- INSTRUCTION A:
Could you copy out the passage from the text on the Modern Talking album, beginning at the words "Singles from In" and stopping after "Sweden and Norway."?
- INSTRUCTION B:
Would you format the lines of the records as a numbered list, beginning at the first line of the records and stopping after the line that contains "table-cell-nq: – bbox=[293, 369, 347, 381]", with both of those lines included and any blank lines left out?

- TEXT EXCERPT:
· · · · · · ·
Studio album by Modern Talking
- Released: 10 November 1986
- Recorded: 1986
- Genre: Eurodisco
- Length: 36:58
- Label: Hansa
- Producer: Dieter Bohlen; Luis Rodríguez;

Modern Talking chronology
| Ready for Romance (1986) | In the Middle of Nowhere (1986) | Romantic Warriors (1987) |

Singles from In the Middle of Nowhere
- "Geronimo's Cadillac" Released: 6 October 1986; "Give Me Peace on Earth" Released: 11 November 1986; "Lonely Tears in Chinatown" Released: 1987;

= In the Middle of Nowhere =

In the Middle of Nowhere is the fourth studio album by German duo Modern Talking, released on 10 November 1986 by Hansa Records. The album spawned the single "Geronimo's Cadillac", which charted within the top five in Germany and Austria, while entering the top 10 in many others including Switzerland, Sweden and Norway.
· · · · · · ·
- EXERCISE INPUTS:
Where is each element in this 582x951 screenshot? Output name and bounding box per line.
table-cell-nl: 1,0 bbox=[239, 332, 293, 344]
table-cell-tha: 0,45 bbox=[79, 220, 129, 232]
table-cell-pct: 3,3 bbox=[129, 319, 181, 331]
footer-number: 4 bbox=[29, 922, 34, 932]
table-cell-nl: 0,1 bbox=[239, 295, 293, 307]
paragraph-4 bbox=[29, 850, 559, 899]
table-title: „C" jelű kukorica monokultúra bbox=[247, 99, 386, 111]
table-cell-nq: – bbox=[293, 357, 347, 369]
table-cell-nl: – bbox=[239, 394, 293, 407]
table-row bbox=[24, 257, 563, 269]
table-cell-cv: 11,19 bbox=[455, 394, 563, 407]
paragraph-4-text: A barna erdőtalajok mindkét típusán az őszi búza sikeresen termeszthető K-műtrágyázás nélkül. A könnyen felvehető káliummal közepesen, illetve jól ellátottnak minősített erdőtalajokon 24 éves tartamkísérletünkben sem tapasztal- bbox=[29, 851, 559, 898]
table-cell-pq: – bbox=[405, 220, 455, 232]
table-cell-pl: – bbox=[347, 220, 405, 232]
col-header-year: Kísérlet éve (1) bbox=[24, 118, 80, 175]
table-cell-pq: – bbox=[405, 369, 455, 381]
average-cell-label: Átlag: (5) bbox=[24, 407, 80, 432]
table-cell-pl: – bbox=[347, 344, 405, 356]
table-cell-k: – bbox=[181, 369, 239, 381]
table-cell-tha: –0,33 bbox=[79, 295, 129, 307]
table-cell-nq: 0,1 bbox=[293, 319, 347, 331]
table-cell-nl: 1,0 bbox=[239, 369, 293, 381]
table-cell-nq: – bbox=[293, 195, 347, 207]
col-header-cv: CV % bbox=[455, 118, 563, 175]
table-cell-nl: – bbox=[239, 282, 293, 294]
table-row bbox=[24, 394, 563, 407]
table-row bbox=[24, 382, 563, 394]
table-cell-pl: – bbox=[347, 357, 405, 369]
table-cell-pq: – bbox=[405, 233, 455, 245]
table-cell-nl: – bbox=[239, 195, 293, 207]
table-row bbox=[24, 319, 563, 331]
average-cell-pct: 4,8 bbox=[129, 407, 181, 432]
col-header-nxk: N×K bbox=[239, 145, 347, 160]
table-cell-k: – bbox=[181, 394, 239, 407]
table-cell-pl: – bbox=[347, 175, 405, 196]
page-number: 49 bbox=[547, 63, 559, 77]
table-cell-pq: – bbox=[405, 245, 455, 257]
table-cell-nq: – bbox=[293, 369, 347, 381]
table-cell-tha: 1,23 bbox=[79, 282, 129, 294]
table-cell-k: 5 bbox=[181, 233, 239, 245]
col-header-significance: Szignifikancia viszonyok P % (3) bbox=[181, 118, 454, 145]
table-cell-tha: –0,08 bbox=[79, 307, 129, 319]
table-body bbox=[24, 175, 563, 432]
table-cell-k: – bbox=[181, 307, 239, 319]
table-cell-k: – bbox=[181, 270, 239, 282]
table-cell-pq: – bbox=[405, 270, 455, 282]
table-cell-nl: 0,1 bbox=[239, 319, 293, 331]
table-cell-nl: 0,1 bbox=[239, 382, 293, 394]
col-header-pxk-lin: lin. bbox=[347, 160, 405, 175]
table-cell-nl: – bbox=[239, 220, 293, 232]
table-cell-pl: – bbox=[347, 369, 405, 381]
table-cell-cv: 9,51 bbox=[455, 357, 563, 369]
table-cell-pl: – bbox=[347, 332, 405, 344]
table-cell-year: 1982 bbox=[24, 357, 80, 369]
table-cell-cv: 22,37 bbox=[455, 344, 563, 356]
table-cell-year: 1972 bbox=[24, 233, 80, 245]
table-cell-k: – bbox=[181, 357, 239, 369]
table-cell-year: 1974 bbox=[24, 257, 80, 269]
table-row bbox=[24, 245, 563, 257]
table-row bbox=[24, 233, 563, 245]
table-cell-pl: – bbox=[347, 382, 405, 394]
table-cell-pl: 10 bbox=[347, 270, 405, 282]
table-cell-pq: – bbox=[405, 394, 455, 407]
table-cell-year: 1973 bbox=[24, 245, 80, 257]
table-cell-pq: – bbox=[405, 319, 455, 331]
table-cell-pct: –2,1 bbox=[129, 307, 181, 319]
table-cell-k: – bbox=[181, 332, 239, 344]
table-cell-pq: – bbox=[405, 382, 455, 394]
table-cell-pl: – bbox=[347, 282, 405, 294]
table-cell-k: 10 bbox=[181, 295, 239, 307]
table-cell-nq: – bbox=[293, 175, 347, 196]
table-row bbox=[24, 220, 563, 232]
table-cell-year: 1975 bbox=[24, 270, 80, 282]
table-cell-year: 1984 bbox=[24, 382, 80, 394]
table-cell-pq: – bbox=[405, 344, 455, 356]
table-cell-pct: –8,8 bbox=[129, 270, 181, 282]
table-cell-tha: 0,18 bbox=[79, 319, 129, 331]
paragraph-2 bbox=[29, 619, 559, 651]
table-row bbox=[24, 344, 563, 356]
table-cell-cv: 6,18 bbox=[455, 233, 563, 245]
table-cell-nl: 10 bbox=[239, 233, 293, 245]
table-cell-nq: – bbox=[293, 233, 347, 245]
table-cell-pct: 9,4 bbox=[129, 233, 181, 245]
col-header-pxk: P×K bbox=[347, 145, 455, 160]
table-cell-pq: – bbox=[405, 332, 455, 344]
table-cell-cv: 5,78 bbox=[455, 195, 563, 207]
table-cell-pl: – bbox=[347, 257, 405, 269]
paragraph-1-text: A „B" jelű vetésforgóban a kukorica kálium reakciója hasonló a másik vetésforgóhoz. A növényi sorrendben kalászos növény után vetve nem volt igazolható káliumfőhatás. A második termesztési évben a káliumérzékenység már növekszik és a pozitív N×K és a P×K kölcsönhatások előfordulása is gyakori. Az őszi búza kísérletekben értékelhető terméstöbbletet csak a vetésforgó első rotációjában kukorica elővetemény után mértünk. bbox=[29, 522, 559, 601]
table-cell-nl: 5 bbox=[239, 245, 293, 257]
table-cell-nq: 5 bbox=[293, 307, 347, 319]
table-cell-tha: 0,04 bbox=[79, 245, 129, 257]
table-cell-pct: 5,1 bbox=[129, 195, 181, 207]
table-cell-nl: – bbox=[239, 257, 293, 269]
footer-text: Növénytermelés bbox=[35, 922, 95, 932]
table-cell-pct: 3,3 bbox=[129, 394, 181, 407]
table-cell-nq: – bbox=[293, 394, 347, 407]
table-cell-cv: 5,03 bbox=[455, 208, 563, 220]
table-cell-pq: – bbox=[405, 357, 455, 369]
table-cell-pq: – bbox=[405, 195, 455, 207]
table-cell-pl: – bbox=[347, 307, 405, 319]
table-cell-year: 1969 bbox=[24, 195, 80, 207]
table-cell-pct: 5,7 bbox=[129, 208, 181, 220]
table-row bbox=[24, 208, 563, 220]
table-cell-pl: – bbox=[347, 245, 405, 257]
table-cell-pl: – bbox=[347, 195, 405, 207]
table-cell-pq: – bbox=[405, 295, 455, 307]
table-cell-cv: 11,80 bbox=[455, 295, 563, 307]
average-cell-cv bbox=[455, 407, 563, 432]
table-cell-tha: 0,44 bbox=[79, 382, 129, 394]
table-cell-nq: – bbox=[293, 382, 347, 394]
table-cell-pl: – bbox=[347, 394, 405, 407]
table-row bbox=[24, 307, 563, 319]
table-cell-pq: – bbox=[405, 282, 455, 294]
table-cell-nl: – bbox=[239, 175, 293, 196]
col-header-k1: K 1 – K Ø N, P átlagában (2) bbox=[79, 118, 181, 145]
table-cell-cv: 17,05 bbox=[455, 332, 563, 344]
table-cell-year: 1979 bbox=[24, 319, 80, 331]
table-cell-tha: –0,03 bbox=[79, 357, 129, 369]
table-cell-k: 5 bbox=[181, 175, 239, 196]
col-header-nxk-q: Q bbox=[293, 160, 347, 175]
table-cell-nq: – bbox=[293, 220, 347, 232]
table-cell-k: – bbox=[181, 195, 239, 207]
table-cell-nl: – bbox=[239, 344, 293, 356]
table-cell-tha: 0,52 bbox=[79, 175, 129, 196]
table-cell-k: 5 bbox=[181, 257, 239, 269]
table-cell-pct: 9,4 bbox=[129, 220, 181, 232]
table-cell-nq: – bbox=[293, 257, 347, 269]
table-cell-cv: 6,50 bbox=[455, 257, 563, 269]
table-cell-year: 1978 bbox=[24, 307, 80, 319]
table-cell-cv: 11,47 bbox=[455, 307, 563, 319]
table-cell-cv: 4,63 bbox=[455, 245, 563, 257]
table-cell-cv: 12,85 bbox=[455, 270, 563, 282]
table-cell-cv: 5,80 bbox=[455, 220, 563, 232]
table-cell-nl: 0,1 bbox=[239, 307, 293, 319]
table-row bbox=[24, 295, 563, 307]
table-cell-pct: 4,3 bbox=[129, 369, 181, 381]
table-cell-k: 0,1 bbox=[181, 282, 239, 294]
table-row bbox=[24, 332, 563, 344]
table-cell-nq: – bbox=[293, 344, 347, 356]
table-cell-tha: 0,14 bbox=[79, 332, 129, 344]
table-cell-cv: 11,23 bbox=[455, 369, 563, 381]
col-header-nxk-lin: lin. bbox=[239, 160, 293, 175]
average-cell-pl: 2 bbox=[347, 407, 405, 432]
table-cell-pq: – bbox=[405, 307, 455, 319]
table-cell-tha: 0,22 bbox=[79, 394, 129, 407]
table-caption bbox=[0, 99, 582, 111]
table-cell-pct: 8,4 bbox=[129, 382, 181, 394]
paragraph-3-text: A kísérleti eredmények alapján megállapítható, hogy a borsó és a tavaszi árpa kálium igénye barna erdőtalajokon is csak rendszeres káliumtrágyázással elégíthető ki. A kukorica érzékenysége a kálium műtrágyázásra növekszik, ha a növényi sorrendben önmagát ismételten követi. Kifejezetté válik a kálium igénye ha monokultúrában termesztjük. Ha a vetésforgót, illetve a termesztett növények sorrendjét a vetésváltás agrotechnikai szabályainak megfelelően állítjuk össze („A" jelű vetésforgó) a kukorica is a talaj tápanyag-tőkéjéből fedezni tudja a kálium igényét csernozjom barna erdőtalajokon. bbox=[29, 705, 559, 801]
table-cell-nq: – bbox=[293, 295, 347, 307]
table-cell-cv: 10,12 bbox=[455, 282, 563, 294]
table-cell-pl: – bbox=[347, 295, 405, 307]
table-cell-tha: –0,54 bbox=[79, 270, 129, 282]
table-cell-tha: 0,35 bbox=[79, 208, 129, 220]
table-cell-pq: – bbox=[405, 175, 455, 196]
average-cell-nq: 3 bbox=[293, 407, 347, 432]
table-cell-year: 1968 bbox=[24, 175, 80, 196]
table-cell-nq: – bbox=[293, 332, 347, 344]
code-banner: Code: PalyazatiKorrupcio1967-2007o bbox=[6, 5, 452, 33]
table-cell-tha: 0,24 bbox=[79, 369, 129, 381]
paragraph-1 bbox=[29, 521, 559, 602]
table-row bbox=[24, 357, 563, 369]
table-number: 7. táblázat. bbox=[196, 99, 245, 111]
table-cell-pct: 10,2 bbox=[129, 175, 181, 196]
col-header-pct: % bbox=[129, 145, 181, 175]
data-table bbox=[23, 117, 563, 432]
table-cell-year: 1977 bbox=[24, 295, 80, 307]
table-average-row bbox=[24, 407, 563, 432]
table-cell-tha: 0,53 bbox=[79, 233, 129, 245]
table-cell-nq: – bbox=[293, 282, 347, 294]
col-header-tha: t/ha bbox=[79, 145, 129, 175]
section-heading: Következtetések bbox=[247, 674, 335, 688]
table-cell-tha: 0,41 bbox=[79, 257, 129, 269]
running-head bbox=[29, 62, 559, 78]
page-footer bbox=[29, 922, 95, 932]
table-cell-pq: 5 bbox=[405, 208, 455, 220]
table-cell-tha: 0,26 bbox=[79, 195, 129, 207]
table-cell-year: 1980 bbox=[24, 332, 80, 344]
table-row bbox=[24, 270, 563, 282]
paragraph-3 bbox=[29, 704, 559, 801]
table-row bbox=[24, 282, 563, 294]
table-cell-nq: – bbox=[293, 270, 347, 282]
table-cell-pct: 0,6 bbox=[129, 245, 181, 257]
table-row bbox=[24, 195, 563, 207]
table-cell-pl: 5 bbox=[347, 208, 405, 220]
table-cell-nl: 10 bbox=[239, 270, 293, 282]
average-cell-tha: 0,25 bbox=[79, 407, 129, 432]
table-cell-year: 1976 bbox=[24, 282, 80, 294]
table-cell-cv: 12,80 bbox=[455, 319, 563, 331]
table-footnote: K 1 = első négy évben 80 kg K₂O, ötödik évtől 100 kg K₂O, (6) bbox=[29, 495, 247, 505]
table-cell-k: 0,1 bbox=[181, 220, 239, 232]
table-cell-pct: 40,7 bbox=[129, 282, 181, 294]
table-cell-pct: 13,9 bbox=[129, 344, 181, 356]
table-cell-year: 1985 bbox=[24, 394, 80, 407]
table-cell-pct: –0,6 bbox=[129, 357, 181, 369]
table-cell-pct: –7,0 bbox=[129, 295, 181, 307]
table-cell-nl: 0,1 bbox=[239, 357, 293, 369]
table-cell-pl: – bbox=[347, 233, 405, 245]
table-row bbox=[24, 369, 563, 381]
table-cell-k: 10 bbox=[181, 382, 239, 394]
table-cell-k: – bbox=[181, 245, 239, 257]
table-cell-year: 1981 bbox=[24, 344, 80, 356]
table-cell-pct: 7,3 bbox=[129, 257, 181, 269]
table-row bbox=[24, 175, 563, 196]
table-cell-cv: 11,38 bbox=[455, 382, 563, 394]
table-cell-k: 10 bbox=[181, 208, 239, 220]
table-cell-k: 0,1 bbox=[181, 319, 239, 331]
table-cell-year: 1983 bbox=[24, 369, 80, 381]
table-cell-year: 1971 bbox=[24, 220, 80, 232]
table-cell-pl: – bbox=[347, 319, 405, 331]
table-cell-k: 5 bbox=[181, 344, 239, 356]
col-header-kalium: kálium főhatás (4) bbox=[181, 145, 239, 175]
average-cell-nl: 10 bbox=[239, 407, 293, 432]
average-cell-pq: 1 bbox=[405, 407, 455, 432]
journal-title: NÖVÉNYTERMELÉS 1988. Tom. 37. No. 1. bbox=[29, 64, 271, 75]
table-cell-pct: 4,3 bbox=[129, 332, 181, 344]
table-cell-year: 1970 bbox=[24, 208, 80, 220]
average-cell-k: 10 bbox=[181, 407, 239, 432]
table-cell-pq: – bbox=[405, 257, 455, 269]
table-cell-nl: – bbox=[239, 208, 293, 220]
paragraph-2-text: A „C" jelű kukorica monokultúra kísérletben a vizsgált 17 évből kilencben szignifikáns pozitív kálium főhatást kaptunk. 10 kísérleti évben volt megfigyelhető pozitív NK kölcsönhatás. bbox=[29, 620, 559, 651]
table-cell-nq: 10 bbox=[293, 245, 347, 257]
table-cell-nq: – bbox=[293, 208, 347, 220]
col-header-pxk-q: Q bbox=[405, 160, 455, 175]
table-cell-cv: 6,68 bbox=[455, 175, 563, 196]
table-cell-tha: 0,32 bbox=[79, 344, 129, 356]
· · · · · · ·
- ANSWER A:
Singles from In the Middle of Nowhere
- "Geronimo's Cadillac" Released: 6 October 1986; "Give Me Peace on Earth" Released: 11 November 1986; "Lonely Tears in Chinatown" Released: 1987;

= In the Middle of Nowhere =

In the Middle of Nowhere is the fourth studio album by German duo Modern Talking, released on 10 November 1986 by Hansa Records. The album spawned the single "Geronimo's Cadillac", which charted within the top five in Germany and Austria, while entering the top 10 in many others including Switzerland, Sweden and Norway.

- ANSWER B:
1. Where is each element in this 582x951 screenshot? Output name and bounding box per line.
2. table-cell-nl: 1,0 bbox=[239, 332, 293, 344]
3. table-cell-tha: 0,45 bbox=[79, 220, 129, 232]
4. table-cell-pct: 3,3 bbox=[129, 319, 181, 331]
5. footer-number: 4 bbox=[29, 922, 34, 932]
6. table-cell-nl: 0,1 bbox=[239, 295, 293, 307]
7. paragraph-4 bbox=[29, 850, 559, 899]
8. table-title: „C" jelű kukorica monokultúra bbox=[247, 99, 386, 111]
9. table-cell-nq: – bbox=[293, 357, 347, 369]
10. table-cell-nl: – bbox=[239, 394, 293, 407]
11. table-row bbox=[24, 257, 563, 269]
12. table-cell-cv: 11,19 bbox=[455, 394, 563, 407]
13. paragraph-4-text: A barna erdőtalajok mindkét típusán az őszi búza sikeresen termeszthető K-műtrágyázás nélkül. A könnyen felvehető káliummal közepesen, illetve jól ellátottnak minősített erdőtalajokon 24 éves tartamkísérletünkben sem tapasztal- bbox=[29, 851, 559, 898]
14. table-cell-pq: – bbox=[405, 220, 455, 232]
15. table-cell-pl: – bbox=[347, 220, 405, 232]
16. col-header-year: Kísérlet éve (1) bbox=[24, 118, 80, 175]
17. table-cell-pq: – bbox=[405, 369, 455, 381]
18. average-cell-label: Átlag: (5) bbox=[24, 407, 80, 432]
19. table-cell-pl: – bbox=[347, 344, 405, 356]
20. table-cell-k: – bbox=[181, 369, 239, 381]
21. table-cell-tha: –0,33 bbox=[79, 295, 129, 307]
22. table-cell-nq: 0,1 bbox=[293, 319, 347, 331]
23. table-cell-nl: 1,0 bbox=[239, 369, 293, 381]
24. table-cell-nq: – bbox=[293, 195, 347, 207]
25. col-header-cv: CV % bbox=[455, 118, 563, 175]
26. table-cell-nl: – bbox=[239, 282, 293, 294]
27. table-row bbox=[24, 394, 563, 407]
28. table-row bbox=[24, 382, 563, 394]
29. table-cell-pl: – bbox=[347, 357, 405, 369]
30. table-cell-pq: – bbox=[405, 233, 455, 245]
31. table-cell-nl: – bbox=[239, 195, 293, 207]
32. table-row bbox=[24, 319, 563, 331]
33. average-cell-pct: 4,8 bbox=[129, 407, 181, 432]
34. col-header-nxk: N×K bbox=[239, 145, 347, 160]
35. table-cell-k: – bbox=[181, 394, 239, 407]
36. table-cell-pl: – bbox=[347, 175, 405, 196]
37. page-number: 49 bbox=[547, 63, 559, 77]
38. table-cell-pq: – bbox=[405, 245, 455, 257]
39. table-cell-nq: – bbox=[293, 369, 347, 381]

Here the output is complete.